## Objective
Extract the full listing verbatim and drop any pictures from your copy.

━━━ Records to use ━━━

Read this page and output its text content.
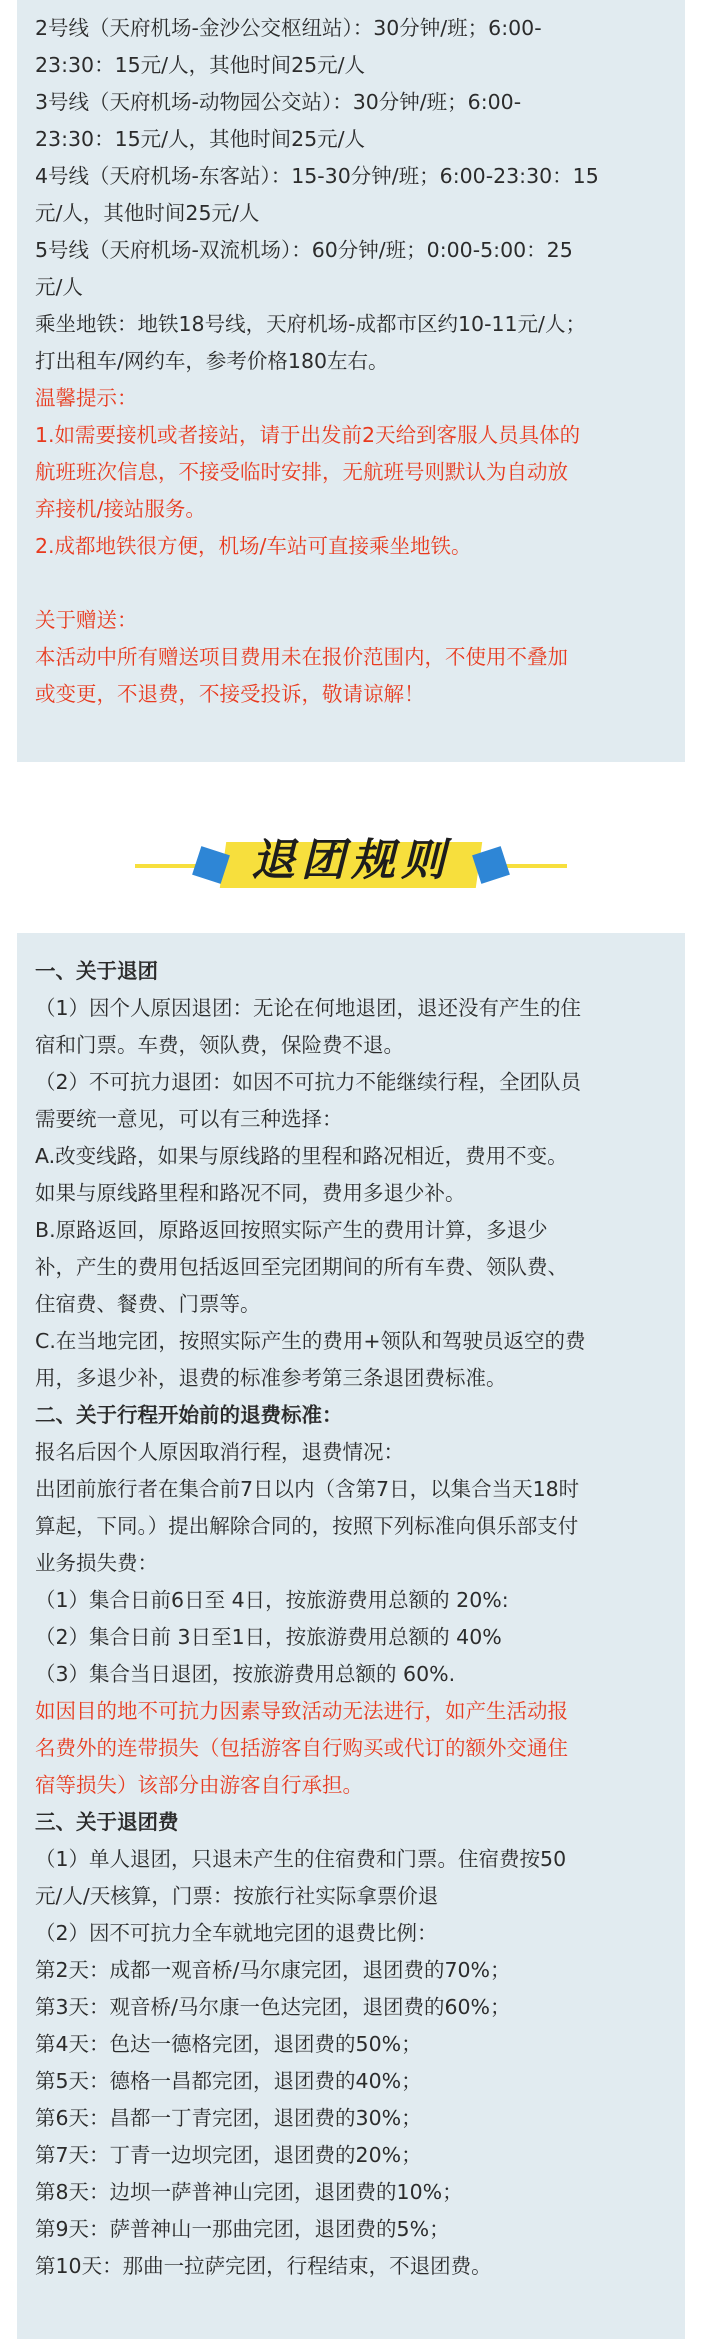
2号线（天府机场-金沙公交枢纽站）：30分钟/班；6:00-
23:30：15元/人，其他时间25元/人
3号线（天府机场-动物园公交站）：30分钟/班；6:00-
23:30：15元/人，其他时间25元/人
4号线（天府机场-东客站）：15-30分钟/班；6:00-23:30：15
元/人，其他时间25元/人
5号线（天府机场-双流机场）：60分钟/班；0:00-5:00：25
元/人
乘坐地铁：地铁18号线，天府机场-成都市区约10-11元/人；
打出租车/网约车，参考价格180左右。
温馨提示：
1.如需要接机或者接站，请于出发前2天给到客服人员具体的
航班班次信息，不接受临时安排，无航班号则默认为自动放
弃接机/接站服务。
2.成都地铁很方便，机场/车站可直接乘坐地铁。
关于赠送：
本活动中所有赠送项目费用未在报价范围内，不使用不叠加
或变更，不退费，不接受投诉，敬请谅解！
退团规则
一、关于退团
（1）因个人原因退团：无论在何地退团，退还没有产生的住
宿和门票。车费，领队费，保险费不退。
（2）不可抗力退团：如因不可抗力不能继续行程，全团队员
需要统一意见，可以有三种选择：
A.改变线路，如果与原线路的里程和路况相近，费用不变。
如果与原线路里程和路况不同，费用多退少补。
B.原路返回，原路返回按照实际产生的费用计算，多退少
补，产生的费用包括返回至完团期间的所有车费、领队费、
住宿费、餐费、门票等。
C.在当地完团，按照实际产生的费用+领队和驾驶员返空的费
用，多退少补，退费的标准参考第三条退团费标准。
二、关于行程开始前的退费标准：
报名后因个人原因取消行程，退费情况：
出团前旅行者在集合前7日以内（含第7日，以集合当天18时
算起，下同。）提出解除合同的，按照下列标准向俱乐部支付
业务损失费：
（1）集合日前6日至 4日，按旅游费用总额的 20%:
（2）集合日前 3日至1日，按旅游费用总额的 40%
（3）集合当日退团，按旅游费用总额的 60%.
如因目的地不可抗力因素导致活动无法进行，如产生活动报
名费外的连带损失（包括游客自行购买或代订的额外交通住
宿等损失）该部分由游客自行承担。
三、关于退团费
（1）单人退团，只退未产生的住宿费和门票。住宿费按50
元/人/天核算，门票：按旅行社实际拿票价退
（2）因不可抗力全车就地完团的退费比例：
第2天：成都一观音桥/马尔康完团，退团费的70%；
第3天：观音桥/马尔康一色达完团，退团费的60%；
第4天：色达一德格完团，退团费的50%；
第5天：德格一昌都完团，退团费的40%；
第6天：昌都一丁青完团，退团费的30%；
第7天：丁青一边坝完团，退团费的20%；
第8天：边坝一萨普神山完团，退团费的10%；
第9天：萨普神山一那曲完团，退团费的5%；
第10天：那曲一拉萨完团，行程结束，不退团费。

━━━

## Written response
Read this page and output its text content.
2号线（天府机场-金沙公交枢纽站）：30分钟/班；6:00-
23:30：15元/人，其他时间25元/人
3号线（天府机场-动物园公交站）：30分钟/班；6:00-
23:30：15元/人，其他时间25元/人
4号线（天府机场-东客站）：15-30分钟/班；6:00-23:30：15
元/人，其他时间25元/人
5号线（天府机场-双流机场）：60分钟/班；0:00-5:00：25
元/人
乘坐地铁：地铁18号线，天府机场-成都市区约10-11元/人；
打出租车/网约车，参考价格180左右。
温馨提示：
1.如需要接机或者接站，请于出发前2天给到客服人员具体的
航班班次信息，不接受临时安排，无航班号则默认为自动放
弃接机/接站服务。
2.成都地铁很方便，机场/车站可直接乘坐地铁。
关于赠送：
本活动中所有赠送项目费用未在报价范围内，不使用不叠加
或变更，不退费，不接受投诉，敬请谅解！
退团规则
一、关于退团
（1）因个人原因退团：无论在何地退团，退还没有产生的住
宿和门票。车费，领队费，保险费不退。
（2）不可抗力退团：如因不可抗力不能继续行程，全团队员
需要统一意见，可以有三种选择：
A.改变线路，如果与原线路的里程和路况相近，费用不变。
如果与原线路里程和路况不同，费用多退少补。
B.原路返回，原路返回按照实际产生的费用计算，多退少
补，产生的费用包括返回至完团期间的所有车费、领队费、
住宿费、餐费、门票等。
C.在当地完团，按照实际产生的费用+领队和驾驶员返空的费
用，多退少补，退费的标准参考第三条退团费标准。
二、关于行程开始前的退费标准：
报名后因个人原因取消行程，退费情况：
出团前旅行者在集合前7日以内（含第7日，以集合当天18时
算起，下同。）提出解除合同的，按照下列标准向俱乐部支付
业务损失费：
（1）集合日前6日至 4日，按旅游费用总额的 20%:
（2）集合日前 3日至1日，按旅游费用总额的 40%
（3）集合当日退团，按旅游费用总额的 60%.
如因目的地不可抗力因素导致活动无法进行，如产生活动报
名费外的连带损失（包括游客自行购买或代订的额外交通住
宿等损失）该部分由游客自行承担。
三、关于退团费
（1）单人退团，只退未产生的住宿费和门票。住宿费按50
元/人/天核算，门票：按旅行社实际拿票价退
（2）因不可抗力全车就地完团的退费比例：
第2天：成都一观音桥/马尔康完团，退团费的70%；
第3天：观音桥/马尔康一色达完团，退团费的60%；
第4天：色达一德格完团，退团费的50%；
第5天：德格一昌都完团，退团费的40%；
第6天：昌都一丁青完团，退团费的30%；
第7天：丁青一边坝完团，退团费的20%；
第8天：边坝一萨普神山完团，退团费的10%；
第9天：萨普神山一那曲完团，退团费的5%；
第10天：那曲一拉萨完团，行程结束，不退团费。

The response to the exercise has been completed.